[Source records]
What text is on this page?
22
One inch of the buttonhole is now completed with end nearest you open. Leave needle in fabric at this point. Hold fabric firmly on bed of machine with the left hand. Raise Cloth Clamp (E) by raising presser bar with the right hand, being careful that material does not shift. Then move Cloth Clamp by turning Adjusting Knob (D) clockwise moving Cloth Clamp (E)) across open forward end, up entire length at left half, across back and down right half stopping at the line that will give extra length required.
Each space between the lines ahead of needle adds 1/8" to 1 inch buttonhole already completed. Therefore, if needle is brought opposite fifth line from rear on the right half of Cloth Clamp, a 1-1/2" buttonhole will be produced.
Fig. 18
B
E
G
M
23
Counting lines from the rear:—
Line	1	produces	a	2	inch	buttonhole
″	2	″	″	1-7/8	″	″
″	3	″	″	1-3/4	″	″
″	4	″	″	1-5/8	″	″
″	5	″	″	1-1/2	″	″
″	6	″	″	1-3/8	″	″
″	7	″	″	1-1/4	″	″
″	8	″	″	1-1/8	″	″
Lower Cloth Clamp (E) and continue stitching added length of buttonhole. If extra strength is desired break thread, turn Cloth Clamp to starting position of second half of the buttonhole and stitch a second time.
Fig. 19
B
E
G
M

__Aim of the exercise__: Extract the complete set of records unchanged.

__Solution to this task__:
What text is on this page?
22
One inch of the buttonhole is now completed with end nearest you open. Leave needle in fabric at this point. Hold fabric firmly on bed of machine with the left hand. Raise Cloth Clamp (E) by raising presser bar with the right hand, being careful that material does not shift. Then move Cloth Clamp by turning Adjusting Knob (D) clockwise moving Cloth Clamp (E)) across open forward end, up entire length at left half, across back and down right half stopping at the line that will give extra length required.
Each space between the lines ahead of needle adds 1/8" to 1 inch buttonhole already completed. Therefore, if needle is brought opposite fifth line from rear on the right half of Cloth Clamp, a 1-1/2" buttonhole will be produced.
Fig. 18
B
E
G
M
23
Counting lines from the rear:—
Line	1	produces	a	2	inch	buttonhole
″	2	″	″	1-7/8	″	″
″	3	″	″	1-3/4	″	″
″	4	″	″	1-5/8	″	″
″	5	″	″	1-1/2	″	″
″	6	″	″	1-3/8	″	″
″	7	″	″	1-1/4	″	″
″	8	″	″	1-1/8	″	″
Lower Cloth Clamp (E) and continue stitching added length of buttonhole. If extra strength is desired break thread, turn Cloth Clamp to starting position of second half of the buttonhole and stitch a second time.
Fig. 19
B
E
G
M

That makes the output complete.